### [AIM OF THE EXERCISE]
Pull out each line of the data that includes the word "Vegetables".

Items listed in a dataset
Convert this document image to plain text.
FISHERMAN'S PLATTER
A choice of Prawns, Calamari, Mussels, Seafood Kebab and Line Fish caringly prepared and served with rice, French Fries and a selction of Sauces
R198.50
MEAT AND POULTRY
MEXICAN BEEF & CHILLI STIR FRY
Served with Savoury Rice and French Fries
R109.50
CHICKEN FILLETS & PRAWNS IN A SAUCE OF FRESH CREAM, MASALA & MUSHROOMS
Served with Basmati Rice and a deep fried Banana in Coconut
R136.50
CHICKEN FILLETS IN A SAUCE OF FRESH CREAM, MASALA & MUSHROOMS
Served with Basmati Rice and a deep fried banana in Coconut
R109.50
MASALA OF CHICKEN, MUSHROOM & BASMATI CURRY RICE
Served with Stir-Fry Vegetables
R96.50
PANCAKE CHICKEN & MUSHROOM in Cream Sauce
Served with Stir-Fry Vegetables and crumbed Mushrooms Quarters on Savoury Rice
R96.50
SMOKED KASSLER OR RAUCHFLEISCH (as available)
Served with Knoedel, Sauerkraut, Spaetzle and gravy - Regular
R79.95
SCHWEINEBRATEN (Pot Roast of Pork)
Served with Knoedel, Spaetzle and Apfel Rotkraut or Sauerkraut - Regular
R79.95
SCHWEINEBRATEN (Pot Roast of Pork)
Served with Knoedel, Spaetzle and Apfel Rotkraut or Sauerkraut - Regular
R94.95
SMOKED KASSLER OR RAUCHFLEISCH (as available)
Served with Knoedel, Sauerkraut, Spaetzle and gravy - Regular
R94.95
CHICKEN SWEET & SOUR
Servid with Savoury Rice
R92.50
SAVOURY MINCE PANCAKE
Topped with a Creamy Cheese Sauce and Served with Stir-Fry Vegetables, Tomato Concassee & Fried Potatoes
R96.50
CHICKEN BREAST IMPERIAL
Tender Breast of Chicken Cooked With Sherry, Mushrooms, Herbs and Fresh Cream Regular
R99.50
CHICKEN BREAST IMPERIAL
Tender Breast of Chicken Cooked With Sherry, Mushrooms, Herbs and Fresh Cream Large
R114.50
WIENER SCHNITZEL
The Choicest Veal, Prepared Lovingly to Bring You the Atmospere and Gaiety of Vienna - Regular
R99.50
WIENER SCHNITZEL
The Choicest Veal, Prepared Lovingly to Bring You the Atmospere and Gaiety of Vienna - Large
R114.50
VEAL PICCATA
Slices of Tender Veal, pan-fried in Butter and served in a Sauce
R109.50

### [REPLY TO THE TASK]
Served with Stir-Fry Vegetables
Served with Stir-Fry Vegetables and crumbed Mushrooms Quarters on Savoury Rice
Topped with a Creamy Cheese Sauce and Served with Stir-Fry Vegetables, Tomato Concassee & Fried Potatoes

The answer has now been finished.